Dataset records
* START *

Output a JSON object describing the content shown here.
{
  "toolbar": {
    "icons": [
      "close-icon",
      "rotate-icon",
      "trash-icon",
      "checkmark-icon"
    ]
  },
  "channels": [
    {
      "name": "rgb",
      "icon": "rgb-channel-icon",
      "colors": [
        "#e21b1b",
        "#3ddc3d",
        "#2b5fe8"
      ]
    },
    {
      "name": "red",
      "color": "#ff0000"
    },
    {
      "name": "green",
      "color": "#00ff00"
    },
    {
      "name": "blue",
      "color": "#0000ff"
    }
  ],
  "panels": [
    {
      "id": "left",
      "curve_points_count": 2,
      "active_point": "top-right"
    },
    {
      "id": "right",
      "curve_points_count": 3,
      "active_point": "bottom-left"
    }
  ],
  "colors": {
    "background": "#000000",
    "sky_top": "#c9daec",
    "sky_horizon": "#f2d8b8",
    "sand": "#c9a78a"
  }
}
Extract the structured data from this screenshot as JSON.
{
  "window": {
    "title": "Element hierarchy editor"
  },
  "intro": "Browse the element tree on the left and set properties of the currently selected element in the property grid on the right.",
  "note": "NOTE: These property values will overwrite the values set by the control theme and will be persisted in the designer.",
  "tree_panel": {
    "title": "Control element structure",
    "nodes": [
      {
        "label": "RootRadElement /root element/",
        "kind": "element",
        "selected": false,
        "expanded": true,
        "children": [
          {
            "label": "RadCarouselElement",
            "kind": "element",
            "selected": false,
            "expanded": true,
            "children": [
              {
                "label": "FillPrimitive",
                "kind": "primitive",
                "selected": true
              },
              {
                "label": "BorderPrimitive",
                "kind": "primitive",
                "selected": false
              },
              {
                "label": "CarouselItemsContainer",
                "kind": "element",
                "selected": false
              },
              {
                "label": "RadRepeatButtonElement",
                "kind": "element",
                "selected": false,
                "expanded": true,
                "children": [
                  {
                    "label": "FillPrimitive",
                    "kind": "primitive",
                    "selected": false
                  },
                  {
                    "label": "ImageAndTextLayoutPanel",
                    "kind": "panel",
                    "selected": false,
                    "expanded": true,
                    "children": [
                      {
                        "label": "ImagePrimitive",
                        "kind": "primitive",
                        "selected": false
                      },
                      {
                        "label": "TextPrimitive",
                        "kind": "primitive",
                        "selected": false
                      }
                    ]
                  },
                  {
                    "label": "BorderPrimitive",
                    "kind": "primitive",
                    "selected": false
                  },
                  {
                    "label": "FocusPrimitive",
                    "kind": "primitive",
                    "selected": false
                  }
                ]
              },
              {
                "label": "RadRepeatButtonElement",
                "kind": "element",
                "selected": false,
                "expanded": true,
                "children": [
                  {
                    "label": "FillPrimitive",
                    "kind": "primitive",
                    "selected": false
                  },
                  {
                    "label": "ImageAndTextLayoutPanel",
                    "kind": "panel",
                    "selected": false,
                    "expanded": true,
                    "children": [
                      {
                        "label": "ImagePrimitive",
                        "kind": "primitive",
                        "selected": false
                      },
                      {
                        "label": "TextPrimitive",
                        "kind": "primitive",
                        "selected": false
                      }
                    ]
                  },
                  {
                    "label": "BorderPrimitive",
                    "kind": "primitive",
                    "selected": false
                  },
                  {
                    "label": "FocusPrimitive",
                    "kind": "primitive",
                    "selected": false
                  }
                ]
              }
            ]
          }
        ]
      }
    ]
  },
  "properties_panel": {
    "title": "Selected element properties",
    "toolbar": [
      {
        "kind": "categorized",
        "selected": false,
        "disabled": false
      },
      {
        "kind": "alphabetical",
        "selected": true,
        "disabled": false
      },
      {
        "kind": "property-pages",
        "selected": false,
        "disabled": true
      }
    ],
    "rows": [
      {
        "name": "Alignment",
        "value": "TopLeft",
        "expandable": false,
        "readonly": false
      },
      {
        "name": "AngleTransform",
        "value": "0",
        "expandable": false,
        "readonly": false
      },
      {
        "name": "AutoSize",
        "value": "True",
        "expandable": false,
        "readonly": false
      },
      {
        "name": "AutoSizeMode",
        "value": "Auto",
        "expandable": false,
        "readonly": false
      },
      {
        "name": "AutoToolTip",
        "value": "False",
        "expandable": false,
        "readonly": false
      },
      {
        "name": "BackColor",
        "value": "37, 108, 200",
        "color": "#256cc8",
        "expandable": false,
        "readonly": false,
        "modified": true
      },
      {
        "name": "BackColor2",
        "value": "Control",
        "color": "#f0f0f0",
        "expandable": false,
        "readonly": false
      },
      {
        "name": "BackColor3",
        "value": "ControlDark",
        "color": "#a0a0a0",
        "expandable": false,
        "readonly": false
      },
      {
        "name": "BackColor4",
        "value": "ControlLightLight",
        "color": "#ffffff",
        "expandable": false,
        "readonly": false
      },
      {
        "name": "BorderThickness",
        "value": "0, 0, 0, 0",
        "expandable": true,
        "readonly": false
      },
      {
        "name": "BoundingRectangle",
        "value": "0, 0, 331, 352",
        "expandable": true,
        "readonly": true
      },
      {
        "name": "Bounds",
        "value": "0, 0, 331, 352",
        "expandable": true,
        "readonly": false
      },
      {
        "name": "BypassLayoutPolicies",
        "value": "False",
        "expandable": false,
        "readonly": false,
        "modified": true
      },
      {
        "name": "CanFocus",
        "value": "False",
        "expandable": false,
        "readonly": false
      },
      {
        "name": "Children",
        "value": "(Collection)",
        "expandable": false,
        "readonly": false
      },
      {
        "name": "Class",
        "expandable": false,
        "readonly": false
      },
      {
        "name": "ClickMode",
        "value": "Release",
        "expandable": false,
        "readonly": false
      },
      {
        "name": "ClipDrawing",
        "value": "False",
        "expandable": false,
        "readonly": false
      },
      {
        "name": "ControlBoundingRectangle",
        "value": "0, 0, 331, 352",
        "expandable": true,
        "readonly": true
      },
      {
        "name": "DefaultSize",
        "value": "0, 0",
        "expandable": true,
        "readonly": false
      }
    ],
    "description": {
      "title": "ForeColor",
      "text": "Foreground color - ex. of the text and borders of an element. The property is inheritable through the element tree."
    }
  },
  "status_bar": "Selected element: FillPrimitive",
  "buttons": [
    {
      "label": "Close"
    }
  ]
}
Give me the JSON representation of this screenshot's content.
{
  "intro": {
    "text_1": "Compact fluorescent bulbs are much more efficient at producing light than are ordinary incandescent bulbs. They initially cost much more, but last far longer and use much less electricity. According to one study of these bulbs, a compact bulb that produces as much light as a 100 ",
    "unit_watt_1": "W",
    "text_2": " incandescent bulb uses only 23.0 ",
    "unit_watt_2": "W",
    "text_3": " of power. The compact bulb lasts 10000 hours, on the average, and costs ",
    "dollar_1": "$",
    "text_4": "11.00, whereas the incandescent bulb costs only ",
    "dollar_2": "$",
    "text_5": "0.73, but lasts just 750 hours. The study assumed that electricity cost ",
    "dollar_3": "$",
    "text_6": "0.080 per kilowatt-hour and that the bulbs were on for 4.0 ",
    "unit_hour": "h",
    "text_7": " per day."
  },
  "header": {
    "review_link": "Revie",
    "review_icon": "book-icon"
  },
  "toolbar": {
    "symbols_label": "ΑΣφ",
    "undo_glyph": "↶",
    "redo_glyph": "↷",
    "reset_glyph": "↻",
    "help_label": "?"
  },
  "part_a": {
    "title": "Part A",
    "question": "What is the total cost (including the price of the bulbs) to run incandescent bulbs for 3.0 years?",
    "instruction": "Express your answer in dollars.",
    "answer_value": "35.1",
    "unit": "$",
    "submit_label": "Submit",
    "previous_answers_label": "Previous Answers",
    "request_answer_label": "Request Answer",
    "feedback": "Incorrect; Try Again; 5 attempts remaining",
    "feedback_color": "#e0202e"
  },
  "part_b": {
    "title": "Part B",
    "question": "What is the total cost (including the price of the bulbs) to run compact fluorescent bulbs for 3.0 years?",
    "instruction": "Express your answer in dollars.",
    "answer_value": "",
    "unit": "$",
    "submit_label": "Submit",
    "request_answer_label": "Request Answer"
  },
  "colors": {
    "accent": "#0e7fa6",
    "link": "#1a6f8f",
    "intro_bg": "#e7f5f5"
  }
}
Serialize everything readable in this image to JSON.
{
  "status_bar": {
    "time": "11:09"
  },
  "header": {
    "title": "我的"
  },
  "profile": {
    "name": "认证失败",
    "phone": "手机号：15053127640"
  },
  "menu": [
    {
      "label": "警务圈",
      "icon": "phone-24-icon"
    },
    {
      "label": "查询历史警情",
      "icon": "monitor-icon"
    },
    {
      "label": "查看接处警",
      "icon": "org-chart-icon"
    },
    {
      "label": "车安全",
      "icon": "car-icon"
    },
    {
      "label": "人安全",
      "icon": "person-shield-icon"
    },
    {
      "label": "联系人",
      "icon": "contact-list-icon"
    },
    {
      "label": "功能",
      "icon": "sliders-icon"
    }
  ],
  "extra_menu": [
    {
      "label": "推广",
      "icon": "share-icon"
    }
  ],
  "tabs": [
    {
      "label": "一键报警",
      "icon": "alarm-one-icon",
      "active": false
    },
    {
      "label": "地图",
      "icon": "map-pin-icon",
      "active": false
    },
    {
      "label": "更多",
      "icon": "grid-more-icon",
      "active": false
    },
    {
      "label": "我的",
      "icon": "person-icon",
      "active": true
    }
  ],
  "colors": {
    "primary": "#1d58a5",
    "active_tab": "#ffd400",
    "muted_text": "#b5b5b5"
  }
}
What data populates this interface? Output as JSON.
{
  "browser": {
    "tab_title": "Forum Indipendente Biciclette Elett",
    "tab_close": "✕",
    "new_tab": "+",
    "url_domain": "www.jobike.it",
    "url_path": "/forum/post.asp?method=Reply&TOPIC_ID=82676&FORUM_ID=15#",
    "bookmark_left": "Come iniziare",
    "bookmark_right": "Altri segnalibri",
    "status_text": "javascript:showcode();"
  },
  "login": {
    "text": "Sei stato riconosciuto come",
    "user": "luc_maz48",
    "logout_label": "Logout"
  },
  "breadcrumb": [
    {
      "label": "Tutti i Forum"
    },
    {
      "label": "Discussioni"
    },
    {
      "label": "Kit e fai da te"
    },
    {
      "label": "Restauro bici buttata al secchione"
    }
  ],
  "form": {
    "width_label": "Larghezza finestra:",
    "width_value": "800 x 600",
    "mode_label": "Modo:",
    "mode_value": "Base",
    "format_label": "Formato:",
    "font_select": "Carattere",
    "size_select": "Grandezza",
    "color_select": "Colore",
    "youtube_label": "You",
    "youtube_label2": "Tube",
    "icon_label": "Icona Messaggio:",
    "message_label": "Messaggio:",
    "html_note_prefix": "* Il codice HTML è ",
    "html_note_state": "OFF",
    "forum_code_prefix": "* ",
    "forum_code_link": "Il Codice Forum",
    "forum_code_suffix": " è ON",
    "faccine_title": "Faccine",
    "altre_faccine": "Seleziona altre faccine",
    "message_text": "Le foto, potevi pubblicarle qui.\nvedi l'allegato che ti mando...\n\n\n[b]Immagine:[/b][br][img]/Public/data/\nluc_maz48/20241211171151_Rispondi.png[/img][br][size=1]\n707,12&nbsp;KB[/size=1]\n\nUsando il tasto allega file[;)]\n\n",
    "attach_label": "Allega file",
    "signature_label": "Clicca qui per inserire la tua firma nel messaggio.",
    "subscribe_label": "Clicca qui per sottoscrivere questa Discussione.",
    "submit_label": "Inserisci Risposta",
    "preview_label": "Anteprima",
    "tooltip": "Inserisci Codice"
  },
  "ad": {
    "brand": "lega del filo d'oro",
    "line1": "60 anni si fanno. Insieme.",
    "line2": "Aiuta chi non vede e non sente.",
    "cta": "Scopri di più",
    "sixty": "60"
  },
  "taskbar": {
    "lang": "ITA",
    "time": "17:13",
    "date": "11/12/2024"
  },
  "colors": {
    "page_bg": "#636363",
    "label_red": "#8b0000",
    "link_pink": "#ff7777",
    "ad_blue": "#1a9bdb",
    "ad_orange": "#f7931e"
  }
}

* END *

_Directions for this task_
Using the listing above, pull out all lines that hold the word "content".

_Final result_
Output a JSON object describing the content shown here.
Give me the JSON representation of this screenshot's content.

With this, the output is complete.